-- begin --
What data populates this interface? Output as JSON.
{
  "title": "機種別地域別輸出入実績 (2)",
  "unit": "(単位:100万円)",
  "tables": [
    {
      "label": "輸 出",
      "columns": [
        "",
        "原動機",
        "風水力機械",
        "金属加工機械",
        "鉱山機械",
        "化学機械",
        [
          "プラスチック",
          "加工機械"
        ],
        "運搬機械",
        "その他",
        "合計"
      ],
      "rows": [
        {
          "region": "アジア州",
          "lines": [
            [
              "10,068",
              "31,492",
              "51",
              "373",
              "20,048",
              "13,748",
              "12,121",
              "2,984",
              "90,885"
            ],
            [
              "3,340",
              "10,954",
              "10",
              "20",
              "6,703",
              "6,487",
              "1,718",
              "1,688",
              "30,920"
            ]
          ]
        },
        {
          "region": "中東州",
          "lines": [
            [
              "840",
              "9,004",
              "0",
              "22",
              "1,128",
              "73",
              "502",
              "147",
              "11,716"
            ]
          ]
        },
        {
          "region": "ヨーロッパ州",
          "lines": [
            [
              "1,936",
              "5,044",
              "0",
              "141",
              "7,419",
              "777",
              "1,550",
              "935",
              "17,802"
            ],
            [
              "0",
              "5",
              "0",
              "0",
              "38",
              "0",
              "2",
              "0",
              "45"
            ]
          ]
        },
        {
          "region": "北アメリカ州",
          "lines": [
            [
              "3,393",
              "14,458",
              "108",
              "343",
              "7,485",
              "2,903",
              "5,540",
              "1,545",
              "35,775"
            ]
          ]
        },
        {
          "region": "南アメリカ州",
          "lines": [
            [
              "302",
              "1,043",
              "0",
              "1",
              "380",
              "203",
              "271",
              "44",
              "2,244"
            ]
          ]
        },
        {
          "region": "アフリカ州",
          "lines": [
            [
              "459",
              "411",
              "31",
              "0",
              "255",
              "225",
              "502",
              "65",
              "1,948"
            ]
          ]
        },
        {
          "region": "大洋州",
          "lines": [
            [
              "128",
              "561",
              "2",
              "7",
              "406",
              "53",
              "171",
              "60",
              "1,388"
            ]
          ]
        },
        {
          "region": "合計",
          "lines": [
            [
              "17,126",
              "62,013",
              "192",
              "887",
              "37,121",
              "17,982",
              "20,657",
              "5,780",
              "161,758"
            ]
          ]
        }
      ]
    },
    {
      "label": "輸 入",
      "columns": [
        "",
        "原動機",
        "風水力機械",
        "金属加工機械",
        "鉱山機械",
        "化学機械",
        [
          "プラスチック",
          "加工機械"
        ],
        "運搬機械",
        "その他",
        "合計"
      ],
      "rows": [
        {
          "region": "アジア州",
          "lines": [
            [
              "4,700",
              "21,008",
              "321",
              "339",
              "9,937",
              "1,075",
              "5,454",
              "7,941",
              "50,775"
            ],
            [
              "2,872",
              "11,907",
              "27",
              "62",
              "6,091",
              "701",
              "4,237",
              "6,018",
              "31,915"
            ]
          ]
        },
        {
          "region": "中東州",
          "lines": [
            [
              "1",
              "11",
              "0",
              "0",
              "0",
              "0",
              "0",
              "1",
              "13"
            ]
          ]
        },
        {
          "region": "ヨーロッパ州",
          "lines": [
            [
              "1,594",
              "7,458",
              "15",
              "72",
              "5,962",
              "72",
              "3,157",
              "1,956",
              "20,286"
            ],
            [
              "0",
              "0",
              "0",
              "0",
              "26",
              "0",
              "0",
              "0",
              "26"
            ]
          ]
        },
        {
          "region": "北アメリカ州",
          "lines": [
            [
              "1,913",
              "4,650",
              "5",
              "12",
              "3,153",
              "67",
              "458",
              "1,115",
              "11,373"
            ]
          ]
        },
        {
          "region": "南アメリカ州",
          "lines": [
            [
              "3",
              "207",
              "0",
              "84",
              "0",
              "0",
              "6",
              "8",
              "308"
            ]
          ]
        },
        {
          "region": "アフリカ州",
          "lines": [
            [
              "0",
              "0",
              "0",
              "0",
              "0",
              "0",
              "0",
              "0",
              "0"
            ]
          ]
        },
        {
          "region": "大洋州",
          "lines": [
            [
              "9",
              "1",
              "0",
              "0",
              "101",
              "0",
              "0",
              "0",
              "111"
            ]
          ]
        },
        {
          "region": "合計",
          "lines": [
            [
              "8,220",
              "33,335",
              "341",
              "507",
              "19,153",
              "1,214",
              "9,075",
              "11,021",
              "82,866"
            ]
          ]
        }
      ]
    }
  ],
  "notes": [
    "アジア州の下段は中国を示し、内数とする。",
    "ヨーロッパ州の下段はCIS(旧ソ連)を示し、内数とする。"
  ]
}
-- end --
**Problem**: Write the data out again in full and exactly.

**Result**:
What data populates this interface? Output as JSON.
{
  "title": "機種別地域別輸出入実績 (2)",
  "unit": "(単位:100万円)",
  "tables": [
    {
      "label": "輸 出",
      "columns": [
        "",
        "原動機",
        "風水力機械",
        "金属加工機械",
        "鉱山機械",
        "化学機械",
        [
          "プラスチック",
          "加工機械"
        ],
        "運搬機械",
        "その他",
        "合計"
      ],
      "rows": [
        {
          "region": "アジア州",
          "lines": [
            [
              "10,068",
              "31,492",
              "51",
              "373",
              "20,048",
              "13,748",
              "12,121",
              "2,984",
              "90,885"
            ],
            [
              "3,340",
              "10,954",
              "10",
              "20",
              "6,703",
              "6,487",
              "1,718",
              "1,688",
              "30,920"
            ]
          ]
        },
        {
          "region": "中東州",
          "lines": [
            [
              "840",
              "9,004",
              "0",
              "22",
              "1,128",
              "73",
              "502",
              "147",
              "11,716"
            ]
          ]
        },
        {
          "region": "ヨーロッパ州",
          "lines": [
            [
              "1,936",
              "5,044",
              "0",
              "141",
              "7,419",
              "777",
              "1,550",
              "935",
              "17,802"
            ],
            [
              "0",
              "5",
              "0",
              "0",
              "38",
              "0",
              "2",
              "0",
              "45"
            ]
          ]
        },
        {
          "region": "北アメリカ州",
          "lines": [
            [
              "3,393",
              "14,458",
              "108",
              "343",
              "7,485",
              "2,903",
              "5,540",
              "1,545",
              "35,775"
            ]
          ]
        },
        {
          "region": "南アメリカ州",
          "lines": [
            [
              "302",
              "1,043",
              "0",
              "1",
              "380",
              "203",
              "271",
              "44",
              "2,244"
            ]
          ]
        },
        {
          "region": "アフリカ州",
          "lines": [
            [
              "459",
              "411",
              "31",
              "0",
              "255",
              "225",
              "502",
              "65",
              "1,948"
            ]
          ]
        },
        {
          "region": "大洋州",
          "lines": [
            [
              "128",
              "561",
              "2",
              "7",
              "406",
              "53",
              "171",
              "60",
              "1,388"
            ]
          ]
        },
        {
          "region": "合計",
          "lines": [
            [
              "17,126",
              "62,013",
              "192",
              "887",
              "37,121",
              "17,982",
              "20,657",
              "5,780",
              "161,758"
            ]
          ]
        }
      ]
    },
    {
      "label": "輸 入",
      "columns": [
        "",
        "原動機",
        "風水力機械",
        "金属加工機械",
        "鉱山機械",
        "化学機械",
        [
          "プラスチック",
          "加工機械"
        ],
        "運搬機械",
        "その他",
        "合計"
      ],
      "rows": [
        {
          "region": "アジア州",
          "lines": [
            [
              "4,700",
              "21,008",
              "321",
              "339",
              "9,937",
              "1,075",
              "5,454",
              "7,941",
              "50,775"
            ],
            [
              "2,872",
              "11,907",
              "27",
              "62",
              "6,091",
              "701",
              "4,237",
              "6,018",
              "31,915"
            ]
          ]
        },
        {
          "region": "中東州",
          "lines": [
            [
              "1",
              "11",
              "0",
              "0",
              "0",
              "0",
              "0",
              "1",
              "13"
            ]
          ]
        },
        {
          "region": "ヨーロッパ州",
          "lines": [
            [
              "1,594",
              "7,458",
              "15",
              "72",
              "5,962",
              "72",
              "3,157",
              "1,956",
              "20,286"
            ],
            [
              "0",
              "0",
              "0",
              "0",
              "26",
              "0",
              "0",
              "0",
              "26"
            ]
          ]
        },
        {
          "region": "北アメリカ州",
          "lines": [
            [
              "1,913",
              "4,650",
              "5",
              "12",
              "3,153",
              "67",
              "458",
              "1,115",
              "11,373"
            ]
          ]
        },
        {
          "region": "南アメリカ州",
          "lines": [
            [
              "3",
              "207",
              "0",
              "84",
              "0",
              "0",
              "6",
              "8",
              "308"
            ]
          ]
        },
        {
          "region": "アフリカ州",
          "lines": [
            [
              "0",
              "0",
              "0",
              "0",
              "0",
              "0",
              "0",
              "0",
              "0"
            ]
          ]
        },
        {
          "region": "大洋州",
          "lines": [
            [
              "9",
              "1",
              "0",
              "0",
              "101",
              "0",
              "0",
              "0",
              "111"
            ]
          ]
        },
        {
          "region": "合計",
          "lines": [
            [
              "8,220",
              "33,335",
              "341",
              "507",
              "19,153",
              "1,214",
              "9,075",
              "11,021",
              "82,866"
            ]
          ]
        }
      ]
    }
  ],
  "notes": [
    "アジア州の下段は中国を示し、内数とする。",
    "ヨーロッパ州の下段はCIS(旧ソ連)を示し、内数とする。"
  ]
}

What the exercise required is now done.